(Lines of data)
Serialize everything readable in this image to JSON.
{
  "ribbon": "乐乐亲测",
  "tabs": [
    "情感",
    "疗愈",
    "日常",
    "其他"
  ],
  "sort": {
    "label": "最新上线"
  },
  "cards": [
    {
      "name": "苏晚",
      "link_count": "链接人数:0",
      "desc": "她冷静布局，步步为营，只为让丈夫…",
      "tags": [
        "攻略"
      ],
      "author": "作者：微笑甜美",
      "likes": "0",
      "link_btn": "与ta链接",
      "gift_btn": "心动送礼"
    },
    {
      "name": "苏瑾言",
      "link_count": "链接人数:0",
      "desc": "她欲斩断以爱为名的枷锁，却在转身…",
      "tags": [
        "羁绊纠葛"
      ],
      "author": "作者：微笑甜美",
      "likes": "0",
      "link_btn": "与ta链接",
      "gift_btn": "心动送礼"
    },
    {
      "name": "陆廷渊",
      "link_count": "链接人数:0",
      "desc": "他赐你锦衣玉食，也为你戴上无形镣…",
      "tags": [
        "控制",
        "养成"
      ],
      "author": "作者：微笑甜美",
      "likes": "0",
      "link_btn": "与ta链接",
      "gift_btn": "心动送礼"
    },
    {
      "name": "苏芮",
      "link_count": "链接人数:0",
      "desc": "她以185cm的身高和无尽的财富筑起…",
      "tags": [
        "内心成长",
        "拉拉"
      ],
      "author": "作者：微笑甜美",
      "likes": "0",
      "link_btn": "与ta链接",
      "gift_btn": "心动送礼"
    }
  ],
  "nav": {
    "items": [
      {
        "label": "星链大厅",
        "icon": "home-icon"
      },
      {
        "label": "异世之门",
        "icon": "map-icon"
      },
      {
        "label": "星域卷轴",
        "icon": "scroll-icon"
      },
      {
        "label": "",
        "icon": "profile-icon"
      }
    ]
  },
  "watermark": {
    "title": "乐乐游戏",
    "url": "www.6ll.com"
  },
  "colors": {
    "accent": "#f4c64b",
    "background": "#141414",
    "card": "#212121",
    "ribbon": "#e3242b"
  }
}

» What the task asks
Gather each line from the listing above that holds "icon".

» The response
        "icon": "home-icon"
        "icon": "map-icon"
        "icon": "scroll-icon"
        "icon": "profile-icon"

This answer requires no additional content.